Objective
Look through the records and report how many lines include the word "card", with no other words.

[Extracted records]
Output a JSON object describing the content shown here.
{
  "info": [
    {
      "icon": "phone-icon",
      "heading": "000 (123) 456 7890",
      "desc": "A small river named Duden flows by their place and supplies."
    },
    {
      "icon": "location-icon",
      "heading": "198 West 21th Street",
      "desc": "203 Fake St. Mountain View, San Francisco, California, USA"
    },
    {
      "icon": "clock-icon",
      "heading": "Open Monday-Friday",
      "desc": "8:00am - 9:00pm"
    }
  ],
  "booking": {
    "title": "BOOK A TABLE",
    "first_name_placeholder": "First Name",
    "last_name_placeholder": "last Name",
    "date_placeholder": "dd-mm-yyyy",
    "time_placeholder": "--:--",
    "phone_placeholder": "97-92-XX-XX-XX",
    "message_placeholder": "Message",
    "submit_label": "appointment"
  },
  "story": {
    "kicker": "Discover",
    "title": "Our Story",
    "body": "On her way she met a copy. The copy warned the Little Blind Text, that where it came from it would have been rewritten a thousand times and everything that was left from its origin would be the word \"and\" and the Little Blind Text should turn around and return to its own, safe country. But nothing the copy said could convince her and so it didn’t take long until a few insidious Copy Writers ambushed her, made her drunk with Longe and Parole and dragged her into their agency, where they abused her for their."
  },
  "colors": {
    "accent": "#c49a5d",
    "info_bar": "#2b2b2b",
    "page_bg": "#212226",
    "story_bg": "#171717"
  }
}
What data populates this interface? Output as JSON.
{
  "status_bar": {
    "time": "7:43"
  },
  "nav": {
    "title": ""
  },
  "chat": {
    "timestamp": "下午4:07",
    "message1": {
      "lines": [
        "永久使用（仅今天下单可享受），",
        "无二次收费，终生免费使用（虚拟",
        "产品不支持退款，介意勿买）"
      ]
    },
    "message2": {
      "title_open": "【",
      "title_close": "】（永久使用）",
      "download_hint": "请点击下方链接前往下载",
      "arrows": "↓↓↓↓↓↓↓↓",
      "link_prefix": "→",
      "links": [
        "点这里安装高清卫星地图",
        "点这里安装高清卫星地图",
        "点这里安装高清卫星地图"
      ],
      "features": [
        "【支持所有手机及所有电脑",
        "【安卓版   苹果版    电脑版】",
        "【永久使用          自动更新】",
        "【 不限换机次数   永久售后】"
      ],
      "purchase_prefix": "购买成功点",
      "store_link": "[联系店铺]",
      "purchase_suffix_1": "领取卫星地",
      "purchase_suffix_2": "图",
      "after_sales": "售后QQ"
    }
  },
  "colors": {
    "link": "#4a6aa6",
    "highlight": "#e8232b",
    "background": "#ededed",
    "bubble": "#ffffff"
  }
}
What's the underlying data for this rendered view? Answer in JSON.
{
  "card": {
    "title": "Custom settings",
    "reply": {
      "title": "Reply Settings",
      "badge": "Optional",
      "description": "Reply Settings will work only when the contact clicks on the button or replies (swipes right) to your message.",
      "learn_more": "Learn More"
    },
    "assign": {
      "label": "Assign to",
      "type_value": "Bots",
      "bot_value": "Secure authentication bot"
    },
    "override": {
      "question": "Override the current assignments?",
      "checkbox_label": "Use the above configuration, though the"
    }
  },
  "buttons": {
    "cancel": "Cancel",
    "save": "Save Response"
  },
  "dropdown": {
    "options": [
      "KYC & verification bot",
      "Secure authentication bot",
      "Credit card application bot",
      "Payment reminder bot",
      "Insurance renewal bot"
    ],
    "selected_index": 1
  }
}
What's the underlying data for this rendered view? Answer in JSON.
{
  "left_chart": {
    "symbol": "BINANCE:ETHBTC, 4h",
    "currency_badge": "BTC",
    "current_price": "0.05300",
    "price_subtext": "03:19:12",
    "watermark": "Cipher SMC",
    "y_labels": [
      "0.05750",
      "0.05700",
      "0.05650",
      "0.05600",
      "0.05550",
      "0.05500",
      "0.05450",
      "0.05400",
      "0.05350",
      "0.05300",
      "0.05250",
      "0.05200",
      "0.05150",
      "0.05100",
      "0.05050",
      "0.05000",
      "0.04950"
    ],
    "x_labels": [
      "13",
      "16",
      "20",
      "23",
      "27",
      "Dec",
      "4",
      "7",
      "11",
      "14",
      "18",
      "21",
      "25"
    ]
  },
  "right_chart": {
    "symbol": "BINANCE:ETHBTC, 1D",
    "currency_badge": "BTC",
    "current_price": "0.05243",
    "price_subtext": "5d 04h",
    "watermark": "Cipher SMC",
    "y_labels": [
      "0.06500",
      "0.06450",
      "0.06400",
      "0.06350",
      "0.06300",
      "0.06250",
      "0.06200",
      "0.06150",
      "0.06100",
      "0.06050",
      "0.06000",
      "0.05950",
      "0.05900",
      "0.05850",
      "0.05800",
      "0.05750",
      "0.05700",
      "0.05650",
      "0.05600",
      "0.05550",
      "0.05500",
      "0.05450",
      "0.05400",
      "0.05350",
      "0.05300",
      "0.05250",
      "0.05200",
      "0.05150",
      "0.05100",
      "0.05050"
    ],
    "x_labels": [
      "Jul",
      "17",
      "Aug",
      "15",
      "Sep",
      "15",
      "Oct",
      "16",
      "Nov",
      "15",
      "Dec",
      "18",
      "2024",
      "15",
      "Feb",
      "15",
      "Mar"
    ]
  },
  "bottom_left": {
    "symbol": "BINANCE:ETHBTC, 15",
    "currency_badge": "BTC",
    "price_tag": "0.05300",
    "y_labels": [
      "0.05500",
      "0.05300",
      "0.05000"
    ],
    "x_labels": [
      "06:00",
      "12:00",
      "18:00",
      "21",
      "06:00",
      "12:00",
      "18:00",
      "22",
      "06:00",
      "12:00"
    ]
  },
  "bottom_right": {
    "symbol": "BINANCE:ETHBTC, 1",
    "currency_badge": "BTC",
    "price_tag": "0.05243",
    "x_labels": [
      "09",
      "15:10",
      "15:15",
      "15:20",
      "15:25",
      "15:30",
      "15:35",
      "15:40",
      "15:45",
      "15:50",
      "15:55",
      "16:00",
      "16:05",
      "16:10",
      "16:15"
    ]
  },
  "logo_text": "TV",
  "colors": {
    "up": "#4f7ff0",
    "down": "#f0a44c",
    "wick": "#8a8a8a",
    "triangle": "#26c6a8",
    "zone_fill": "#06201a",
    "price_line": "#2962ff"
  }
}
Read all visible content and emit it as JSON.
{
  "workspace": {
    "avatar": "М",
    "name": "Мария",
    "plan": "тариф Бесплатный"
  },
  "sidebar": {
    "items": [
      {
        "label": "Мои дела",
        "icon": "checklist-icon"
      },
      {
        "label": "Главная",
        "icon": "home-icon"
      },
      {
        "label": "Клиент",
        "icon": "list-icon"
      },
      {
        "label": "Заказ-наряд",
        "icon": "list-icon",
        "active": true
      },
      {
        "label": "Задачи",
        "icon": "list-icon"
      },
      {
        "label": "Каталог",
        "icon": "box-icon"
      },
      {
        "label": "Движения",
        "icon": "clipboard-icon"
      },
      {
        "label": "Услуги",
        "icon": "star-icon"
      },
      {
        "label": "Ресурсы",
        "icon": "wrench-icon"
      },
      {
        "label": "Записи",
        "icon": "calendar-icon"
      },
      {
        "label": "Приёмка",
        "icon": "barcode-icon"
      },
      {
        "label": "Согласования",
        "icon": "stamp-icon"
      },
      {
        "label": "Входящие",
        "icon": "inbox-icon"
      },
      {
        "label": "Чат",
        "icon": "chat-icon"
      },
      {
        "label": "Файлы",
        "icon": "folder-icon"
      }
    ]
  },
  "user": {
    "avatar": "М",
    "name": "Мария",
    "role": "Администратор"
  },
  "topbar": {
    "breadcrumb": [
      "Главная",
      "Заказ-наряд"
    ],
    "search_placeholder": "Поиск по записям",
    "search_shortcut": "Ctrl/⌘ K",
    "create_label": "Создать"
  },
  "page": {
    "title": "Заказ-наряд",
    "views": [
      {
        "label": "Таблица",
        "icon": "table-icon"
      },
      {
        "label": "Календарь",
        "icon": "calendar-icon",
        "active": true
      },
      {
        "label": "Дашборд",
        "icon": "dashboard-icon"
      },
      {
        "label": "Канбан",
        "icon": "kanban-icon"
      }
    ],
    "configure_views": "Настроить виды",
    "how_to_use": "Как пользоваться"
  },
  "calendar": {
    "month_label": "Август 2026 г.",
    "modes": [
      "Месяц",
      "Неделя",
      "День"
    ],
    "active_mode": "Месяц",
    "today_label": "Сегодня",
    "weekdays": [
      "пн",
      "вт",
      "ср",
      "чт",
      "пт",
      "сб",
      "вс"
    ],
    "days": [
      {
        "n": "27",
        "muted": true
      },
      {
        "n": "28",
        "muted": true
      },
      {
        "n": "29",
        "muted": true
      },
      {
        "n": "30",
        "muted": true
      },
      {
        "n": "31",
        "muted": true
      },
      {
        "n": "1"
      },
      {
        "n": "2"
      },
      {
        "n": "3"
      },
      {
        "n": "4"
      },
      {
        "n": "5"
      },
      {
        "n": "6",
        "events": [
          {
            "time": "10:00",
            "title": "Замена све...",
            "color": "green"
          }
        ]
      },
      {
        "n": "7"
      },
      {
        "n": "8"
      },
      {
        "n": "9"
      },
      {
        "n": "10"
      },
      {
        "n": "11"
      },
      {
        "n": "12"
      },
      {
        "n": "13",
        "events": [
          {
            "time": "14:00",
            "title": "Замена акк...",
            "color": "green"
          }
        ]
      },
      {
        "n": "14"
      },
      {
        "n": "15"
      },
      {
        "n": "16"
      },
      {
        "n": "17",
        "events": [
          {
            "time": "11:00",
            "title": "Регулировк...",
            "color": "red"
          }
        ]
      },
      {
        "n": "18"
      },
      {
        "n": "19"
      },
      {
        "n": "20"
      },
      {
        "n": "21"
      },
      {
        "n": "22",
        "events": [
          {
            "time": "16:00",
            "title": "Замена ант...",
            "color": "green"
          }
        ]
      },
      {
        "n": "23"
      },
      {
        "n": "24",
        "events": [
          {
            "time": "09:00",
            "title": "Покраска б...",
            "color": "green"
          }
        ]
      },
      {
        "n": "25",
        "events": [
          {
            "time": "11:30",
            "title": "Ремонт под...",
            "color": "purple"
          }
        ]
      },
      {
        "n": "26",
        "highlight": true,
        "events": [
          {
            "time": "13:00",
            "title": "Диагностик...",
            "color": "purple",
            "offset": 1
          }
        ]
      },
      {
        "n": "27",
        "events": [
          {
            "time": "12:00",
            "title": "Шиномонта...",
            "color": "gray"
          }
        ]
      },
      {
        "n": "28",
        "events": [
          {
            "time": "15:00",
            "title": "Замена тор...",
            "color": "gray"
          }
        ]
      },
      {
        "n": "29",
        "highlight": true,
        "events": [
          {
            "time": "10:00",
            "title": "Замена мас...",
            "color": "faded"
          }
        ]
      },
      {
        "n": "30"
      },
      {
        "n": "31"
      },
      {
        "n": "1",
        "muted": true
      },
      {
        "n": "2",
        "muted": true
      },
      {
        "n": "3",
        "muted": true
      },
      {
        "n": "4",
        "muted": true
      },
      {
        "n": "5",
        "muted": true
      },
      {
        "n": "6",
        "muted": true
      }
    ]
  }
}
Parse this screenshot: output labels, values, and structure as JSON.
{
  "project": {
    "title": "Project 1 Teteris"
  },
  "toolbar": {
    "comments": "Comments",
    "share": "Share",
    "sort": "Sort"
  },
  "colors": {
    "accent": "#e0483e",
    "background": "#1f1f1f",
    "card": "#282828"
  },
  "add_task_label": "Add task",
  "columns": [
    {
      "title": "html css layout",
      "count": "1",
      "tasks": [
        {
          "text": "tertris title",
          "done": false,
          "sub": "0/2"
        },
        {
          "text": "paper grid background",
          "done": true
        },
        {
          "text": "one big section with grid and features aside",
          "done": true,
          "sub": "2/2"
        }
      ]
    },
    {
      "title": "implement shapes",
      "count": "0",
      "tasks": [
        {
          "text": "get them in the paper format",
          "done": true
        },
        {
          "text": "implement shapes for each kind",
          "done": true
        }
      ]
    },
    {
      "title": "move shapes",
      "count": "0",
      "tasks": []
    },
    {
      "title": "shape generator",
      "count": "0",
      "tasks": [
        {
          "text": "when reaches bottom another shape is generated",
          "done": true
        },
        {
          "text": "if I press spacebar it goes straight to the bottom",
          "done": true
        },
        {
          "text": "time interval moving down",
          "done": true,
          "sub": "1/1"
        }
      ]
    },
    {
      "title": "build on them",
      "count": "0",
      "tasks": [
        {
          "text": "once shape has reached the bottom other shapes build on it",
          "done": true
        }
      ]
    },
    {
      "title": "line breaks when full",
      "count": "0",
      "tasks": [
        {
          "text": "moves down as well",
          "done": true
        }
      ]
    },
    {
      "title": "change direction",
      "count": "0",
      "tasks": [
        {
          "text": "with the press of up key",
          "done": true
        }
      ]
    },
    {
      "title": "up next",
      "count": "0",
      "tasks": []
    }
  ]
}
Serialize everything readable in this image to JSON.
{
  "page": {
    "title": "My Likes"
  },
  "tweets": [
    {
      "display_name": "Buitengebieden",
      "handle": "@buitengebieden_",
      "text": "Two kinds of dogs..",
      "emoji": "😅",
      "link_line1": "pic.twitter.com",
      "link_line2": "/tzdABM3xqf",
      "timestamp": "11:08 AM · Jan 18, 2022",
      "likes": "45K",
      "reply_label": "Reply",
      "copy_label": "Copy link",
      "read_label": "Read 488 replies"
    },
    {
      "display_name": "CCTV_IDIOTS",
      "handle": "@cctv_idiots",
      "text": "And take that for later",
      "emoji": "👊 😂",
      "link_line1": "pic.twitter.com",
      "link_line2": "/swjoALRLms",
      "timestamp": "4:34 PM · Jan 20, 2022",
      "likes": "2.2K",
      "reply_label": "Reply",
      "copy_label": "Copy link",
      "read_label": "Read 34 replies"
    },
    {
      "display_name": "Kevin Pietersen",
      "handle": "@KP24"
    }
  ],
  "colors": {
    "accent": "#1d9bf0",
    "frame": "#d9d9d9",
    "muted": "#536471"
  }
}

Solution
3